▸ Exercise objective: Select all lines holding the word "this" from the entries that follow.

▸ Exercise materials:
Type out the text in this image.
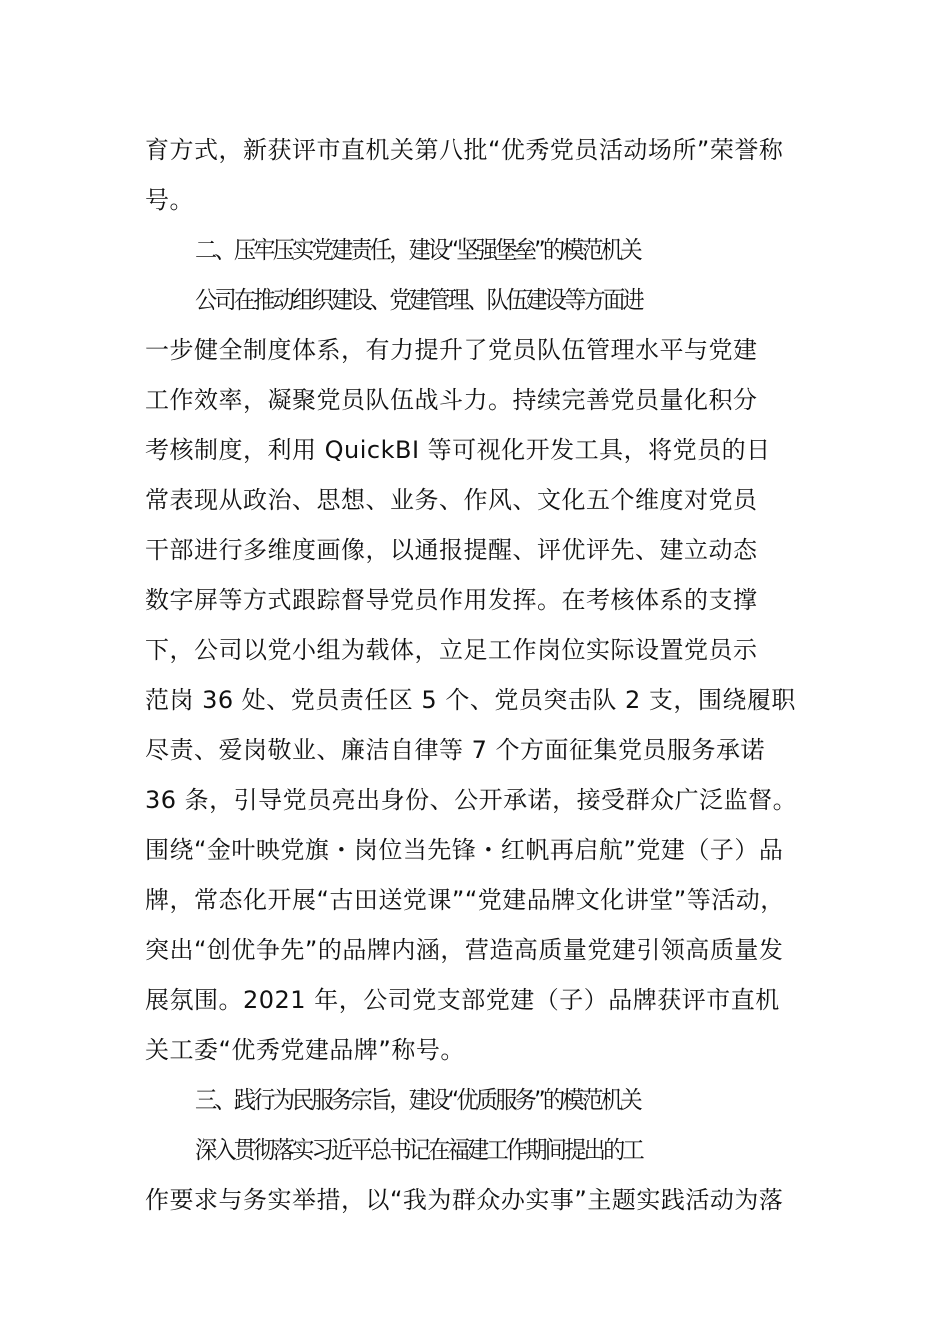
育方式，新获评市直机关第八批“优秀党员活动场所”荣誉称
号。
二、压牢压实党建责任，建设“坚强堡垒”的模范机关
公司在推动组织建设、党建管理、队伍建设等方面进
一步健全制度体系，有力提升了党员队伍管理水平与党建
工作效率，凝聚党员队伍战斗力。持续完善党员量化积分
考核制度，利用 QuickBI 等可视化开发工具，将党员的日
常表现从政治、思想、业务、作风、文化五个维度对党员
干部进行多维度画像，以通报提醒、评优评先、建立动态
数字屏等方式跟踪督导党员作用发挥。在考核体系的支撑
下，公司以党小组为载体，立足工作岗位实际设置党员示
范岗 36 处、党员责任区 5 个、党员突击队 2 支，围绕履职
尽责、爱岗敬业、廉洁自律等 7 个方面征集党员服务承诺
36 条，引导党员亮出身份、公开承诺，接受群众广泛监督。
围绕“金叶映党旗・岗位当先锋・红帆再启航”党建（子）品
牌，常态化开展“古田送党课”“党建品牌文化讲堂”等活动，
突出“创优争先”的品牌内涵，营造高质量党建引领高质量发
展氛围。2021 年，公司党支部党建（子）品牌获评市直机
关工委“优秀党建品牌”称号。
三、践行为民服务宗旨，建设“优质服务”的模范机关
深入贯彻落实习近平总书记在福建工作期间提出的工
作要求与务实举措，以“我为群众办实事”主题实践活动为落
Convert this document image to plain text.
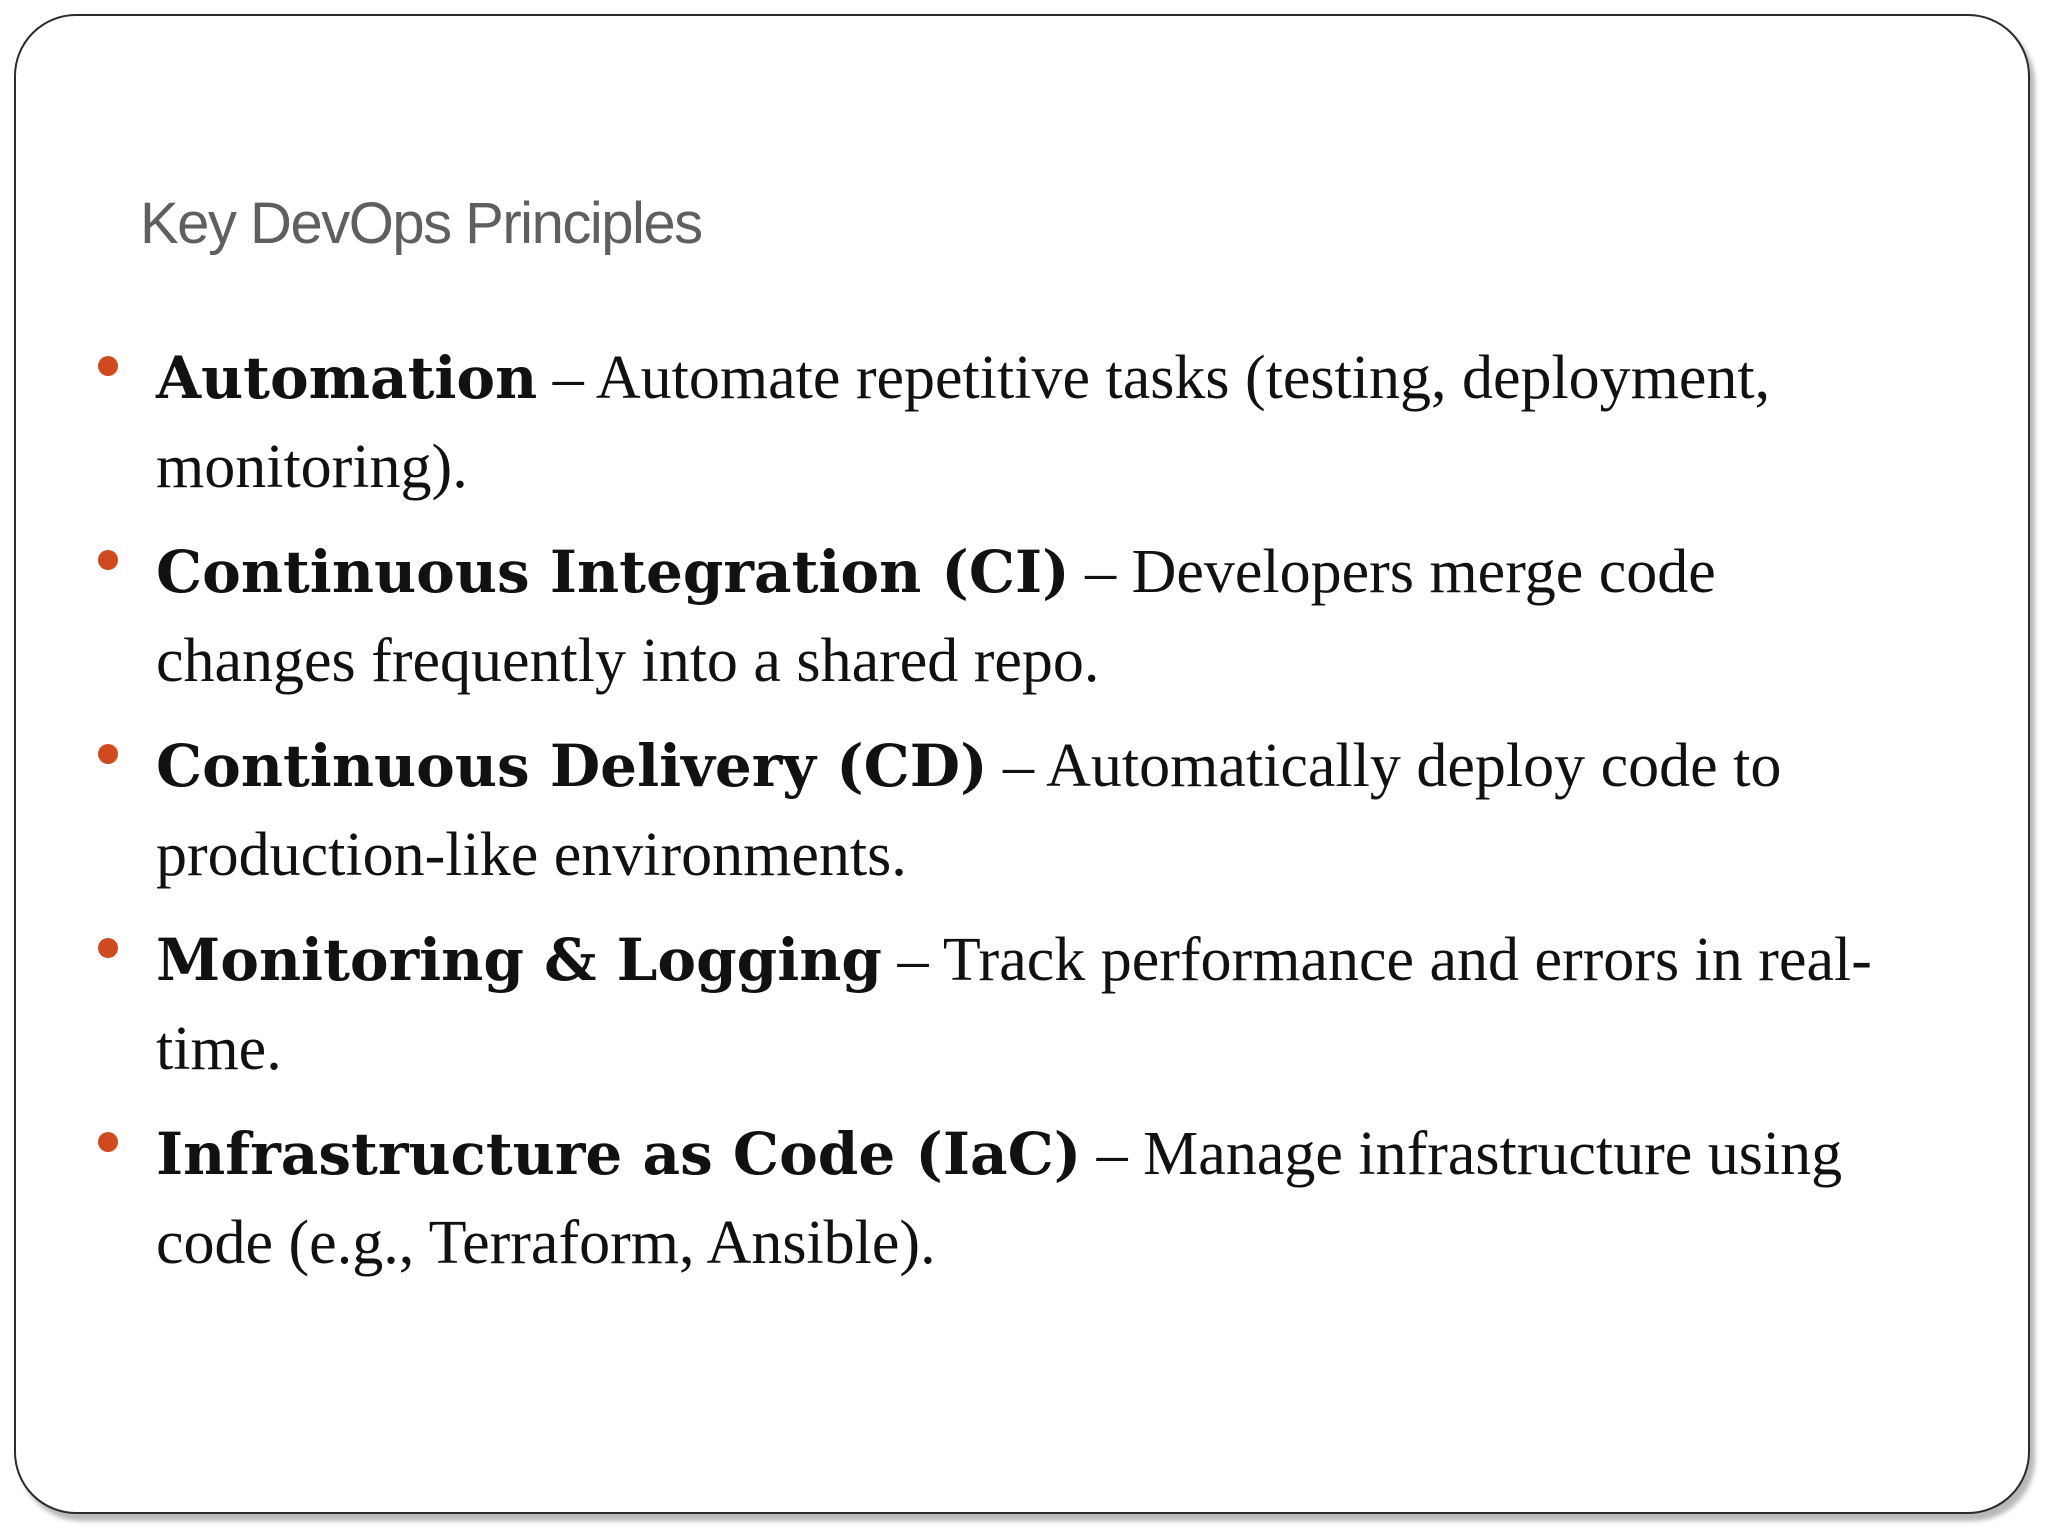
Key DevOps Principles
Automation – Automate repetitive tasks (testing, deployment, monitoring).
Continuous Integration (CI) – Developers merge code changes frequently into a shared repo.
Continuous Delivery (CD) – Automatically deploy code to production-like environments.
Monitoring & Logging – Track performance and errors in real-time.
Infrastructure as Code (IaC) – Manage infrastructure using code (e.g., Terraform, Ansible).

▸ Complete response:
Type out the text in this image.
Convert this document image to plain text.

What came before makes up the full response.